— Start —
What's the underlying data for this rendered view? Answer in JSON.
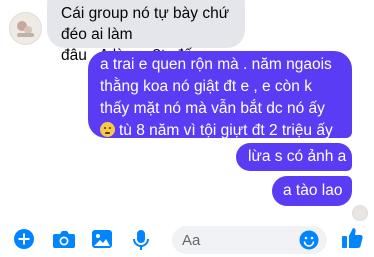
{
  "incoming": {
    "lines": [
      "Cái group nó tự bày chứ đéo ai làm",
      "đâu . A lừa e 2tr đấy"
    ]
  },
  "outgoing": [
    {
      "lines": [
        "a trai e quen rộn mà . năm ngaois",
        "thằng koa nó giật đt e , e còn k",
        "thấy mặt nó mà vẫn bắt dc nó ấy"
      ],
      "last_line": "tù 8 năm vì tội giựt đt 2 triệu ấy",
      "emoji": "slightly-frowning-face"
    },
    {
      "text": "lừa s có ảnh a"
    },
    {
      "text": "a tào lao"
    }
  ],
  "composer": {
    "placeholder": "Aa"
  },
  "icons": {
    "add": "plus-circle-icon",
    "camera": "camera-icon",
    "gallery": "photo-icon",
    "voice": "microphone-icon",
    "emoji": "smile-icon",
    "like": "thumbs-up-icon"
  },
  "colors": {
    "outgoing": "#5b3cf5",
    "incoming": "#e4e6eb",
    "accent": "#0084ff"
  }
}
— End —
**Problem to solve**
Tell how many lines hold the string "emoji", giving the number and nothing else.

**Response for this exercise**
2